The victory for the $15 campaign in Seattle, led by Socialist Alternative’s city councillor Kshama Sawant, in June 2014, propelled the demand for $15 across North America. The BC Fed launched the Fight for $15 in November 2014. Socialist Alternative in Vancouver helped to win the BC Fed’s support for a $15 minimum wage and was in this campaign from the start. BC certainly needed a big increase as the province’s minimum wage was the lowest in the country at $10.25 an hour. For ten years, between 2001 and 2011 there had been no increase, as the previous BC Liberal government had frozen the minimum wage at $8. The combined pressure of unions, community groups, and workers forced the Liberals to budge more than they wanted to on the minimum wage during their final years in office. The planned ten-cent increase of autumn 2016 became forty cents under our pressure not world-shattering, but a sign that we were having an impact even on a right-wing government.

Winning $15 is a major achievement. Half a million workers in BC currently earn less than $15 an hour. They are mostly adults (76% are twenty or older), women (61%), work full-time (53%) and work for large businesses of over 100 workers (54%). A $15 minimum wage will make a real difference to their lives, and their families and communities. The majority of the people in BC living in poverty work, so the increase will help tackle this disgrace. Once BC reaches $15, along with Alberta and Ontario, 63% of Canada’s population will have a $15 minimum wage; this will increase the pressure in the rest of Canada to also tackle poverty wages.

Before the 2017 election, the NDP committed to $15 by 2021. However, after assuming office in July, their actions have disappointed. Under threats from the Green Party, they dropped their campaign promise to bring in $15 by the end of their first term, referring the question of timing and amount to an arm’s-length Fair Wages Commission which would travel the province collecting views both for and against. Curiously, it was over a raise for workers, and not the Site C dam, that Andrew Weaver and the Greens apparently threatened to hold the NDP to ransom. The NDP similarly failed to impress in November, when they merely implemented the fifty-cent increase already promised by previous premier Christy Clark as an election-year concession.

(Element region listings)

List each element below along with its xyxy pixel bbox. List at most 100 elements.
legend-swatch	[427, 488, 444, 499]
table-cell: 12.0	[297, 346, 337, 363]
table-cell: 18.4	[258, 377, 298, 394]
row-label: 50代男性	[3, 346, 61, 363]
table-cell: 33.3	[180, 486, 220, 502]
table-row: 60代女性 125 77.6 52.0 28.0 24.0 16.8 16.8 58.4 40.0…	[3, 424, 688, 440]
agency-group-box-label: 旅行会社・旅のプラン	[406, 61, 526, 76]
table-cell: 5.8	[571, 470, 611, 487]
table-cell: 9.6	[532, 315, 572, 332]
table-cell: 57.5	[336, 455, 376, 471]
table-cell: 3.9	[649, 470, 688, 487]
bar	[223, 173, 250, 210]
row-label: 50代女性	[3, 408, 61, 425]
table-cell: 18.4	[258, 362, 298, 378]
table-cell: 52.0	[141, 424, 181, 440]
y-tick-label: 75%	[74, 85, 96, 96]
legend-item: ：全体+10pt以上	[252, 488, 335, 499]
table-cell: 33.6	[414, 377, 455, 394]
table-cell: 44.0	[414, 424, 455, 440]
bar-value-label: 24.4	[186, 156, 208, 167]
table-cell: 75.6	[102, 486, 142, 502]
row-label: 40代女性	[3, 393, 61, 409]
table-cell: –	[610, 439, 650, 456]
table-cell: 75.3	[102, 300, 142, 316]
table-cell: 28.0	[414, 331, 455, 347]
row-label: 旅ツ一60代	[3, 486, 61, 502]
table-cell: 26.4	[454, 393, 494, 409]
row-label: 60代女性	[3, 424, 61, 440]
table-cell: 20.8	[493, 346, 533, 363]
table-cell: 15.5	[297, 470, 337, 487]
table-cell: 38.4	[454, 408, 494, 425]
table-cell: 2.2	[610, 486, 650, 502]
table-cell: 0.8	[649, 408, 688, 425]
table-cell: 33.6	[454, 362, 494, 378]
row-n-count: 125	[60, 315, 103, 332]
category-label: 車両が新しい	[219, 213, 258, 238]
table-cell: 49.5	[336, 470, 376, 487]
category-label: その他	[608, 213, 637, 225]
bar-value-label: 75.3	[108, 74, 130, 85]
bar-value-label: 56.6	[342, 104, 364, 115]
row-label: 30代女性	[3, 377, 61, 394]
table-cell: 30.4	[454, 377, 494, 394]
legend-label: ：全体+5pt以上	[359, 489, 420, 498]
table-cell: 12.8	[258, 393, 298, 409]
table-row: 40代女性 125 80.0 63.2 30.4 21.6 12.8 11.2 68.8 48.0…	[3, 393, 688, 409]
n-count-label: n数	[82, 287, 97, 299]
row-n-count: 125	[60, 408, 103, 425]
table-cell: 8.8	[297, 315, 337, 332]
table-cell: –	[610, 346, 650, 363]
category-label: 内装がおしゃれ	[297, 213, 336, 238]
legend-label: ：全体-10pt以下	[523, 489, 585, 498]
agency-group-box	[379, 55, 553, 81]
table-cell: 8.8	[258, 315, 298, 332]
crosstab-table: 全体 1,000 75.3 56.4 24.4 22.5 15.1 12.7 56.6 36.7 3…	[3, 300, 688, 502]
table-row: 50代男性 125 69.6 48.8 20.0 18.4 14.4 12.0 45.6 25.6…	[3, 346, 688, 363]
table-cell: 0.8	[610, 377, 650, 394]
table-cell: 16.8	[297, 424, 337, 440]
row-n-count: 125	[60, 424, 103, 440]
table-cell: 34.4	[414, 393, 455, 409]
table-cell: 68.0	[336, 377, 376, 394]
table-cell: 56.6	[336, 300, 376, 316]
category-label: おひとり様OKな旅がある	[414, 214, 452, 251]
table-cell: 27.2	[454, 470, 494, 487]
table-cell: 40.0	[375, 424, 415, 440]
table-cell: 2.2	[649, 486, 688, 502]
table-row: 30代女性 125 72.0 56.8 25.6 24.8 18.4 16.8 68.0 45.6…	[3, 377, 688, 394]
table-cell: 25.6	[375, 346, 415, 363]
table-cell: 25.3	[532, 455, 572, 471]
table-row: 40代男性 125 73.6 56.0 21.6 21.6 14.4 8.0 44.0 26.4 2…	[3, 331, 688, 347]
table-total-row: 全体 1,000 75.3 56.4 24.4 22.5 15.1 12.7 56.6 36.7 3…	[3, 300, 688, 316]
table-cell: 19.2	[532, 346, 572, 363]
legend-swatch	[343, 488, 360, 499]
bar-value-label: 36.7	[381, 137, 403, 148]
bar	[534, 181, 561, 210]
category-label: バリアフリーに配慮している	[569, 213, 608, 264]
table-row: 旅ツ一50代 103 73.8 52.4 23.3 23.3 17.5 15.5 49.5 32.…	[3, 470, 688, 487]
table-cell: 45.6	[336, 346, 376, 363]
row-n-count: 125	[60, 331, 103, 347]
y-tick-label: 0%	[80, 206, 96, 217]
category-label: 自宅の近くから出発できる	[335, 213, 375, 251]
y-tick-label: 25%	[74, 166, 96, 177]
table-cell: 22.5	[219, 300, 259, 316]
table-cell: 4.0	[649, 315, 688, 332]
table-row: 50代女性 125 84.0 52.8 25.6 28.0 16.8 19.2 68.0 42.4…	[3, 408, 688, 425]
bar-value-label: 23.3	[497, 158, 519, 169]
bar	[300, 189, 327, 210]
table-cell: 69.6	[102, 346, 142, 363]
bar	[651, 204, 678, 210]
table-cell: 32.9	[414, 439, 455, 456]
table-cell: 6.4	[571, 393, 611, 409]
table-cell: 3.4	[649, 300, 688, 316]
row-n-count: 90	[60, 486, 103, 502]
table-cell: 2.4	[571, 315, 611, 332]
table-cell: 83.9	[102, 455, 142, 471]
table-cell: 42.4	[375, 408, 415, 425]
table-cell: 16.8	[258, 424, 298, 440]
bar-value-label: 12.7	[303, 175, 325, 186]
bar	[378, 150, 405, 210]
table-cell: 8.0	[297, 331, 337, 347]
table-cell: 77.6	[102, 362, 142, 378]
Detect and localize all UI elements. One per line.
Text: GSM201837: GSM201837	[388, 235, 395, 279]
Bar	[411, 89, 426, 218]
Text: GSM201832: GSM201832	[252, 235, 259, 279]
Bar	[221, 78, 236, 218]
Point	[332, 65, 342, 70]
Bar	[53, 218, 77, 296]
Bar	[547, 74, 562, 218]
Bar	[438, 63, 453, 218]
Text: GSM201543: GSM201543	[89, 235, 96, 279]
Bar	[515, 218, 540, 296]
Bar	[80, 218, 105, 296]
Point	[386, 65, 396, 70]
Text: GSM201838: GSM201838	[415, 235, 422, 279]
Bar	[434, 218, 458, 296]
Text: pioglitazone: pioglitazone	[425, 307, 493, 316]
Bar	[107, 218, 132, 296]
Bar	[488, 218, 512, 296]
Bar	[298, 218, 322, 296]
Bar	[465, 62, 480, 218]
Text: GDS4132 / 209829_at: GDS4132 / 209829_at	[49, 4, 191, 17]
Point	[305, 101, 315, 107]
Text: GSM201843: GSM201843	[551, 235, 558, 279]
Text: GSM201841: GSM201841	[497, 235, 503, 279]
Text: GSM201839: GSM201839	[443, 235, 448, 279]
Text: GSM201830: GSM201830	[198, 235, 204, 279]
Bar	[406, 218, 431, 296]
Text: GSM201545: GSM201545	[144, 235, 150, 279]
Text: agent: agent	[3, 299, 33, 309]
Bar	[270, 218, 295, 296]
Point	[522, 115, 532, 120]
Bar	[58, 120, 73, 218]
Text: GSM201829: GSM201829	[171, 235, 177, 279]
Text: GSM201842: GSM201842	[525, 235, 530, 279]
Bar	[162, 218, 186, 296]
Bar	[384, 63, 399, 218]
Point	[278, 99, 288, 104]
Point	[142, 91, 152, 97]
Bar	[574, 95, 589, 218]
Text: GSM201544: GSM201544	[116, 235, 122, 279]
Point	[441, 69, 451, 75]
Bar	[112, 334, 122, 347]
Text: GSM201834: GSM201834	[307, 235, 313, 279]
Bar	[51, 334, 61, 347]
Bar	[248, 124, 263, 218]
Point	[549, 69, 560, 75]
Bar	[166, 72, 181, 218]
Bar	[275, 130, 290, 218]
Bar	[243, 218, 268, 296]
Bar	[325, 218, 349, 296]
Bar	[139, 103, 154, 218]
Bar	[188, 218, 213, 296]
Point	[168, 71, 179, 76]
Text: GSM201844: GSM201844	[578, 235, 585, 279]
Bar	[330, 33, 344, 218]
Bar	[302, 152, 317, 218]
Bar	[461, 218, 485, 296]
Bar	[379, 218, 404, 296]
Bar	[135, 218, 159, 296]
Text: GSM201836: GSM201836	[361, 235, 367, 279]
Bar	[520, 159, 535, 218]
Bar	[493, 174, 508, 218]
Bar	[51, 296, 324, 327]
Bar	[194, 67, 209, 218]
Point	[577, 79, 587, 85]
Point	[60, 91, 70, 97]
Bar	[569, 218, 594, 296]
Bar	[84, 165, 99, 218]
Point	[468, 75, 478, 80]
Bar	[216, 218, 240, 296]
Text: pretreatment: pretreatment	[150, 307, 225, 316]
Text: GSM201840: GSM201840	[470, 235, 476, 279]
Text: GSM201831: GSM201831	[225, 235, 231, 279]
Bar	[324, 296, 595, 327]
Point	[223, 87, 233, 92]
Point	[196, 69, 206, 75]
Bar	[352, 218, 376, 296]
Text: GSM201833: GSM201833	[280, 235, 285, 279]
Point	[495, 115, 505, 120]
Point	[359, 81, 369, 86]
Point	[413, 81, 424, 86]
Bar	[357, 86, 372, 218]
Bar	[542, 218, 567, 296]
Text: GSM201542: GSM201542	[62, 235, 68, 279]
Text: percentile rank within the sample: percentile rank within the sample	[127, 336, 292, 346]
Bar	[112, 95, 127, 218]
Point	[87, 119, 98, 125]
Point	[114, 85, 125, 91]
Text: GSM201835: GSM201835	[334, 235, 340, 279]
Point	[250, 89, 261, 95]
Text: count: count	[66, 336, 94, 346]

## Problems to work on
(1) Set down verbatim the passage of the minimum-wage text that runs from "Winning $15 is" to "tackle poverty wages.".
(2) Extract, unchanged, the lines of the listing from its first line through the line containing "table-row: 60代女性 125", including both.

## List of solutions
(1)
Winning $15 is a major achievement. Half a million workers in BC currently earn less than $15 an hour. They are mostly adults (76% are twenty or older), women (61%), work full-time (53%) and work for large businesses of over 100 workers (54%). A $15 minimum wage will make a real difference to their lives, and their families and communities. The majority of the people in BC living in poverty work, so the increase will help tackle this disgrace. Once BC reaches $15, along with Alberta and Ontario, 63% of Canada’s population will have a $15 minimum wage; this will increase the pressure in the rest of Canada to also tackle poverty wages.

(2)
List each element below along with its xyxy pixel bbox. List at most 100 elements.
legend-swatch	[427, 488, 444, 499]
table-cell: 12.0	[297, 346, 337, 363]
table-cell: 18.4	[258, 377, 298, 394]
row-label: 50代男性	[3, 346, 61, 363]
table-cell: 33.3	[180, 486, 220, 502]
table-row: 60代女性 125 77.6 52.0 28.0 24.0 16.8 16.8 58.4 40.0…	[3, 424, 688, 440]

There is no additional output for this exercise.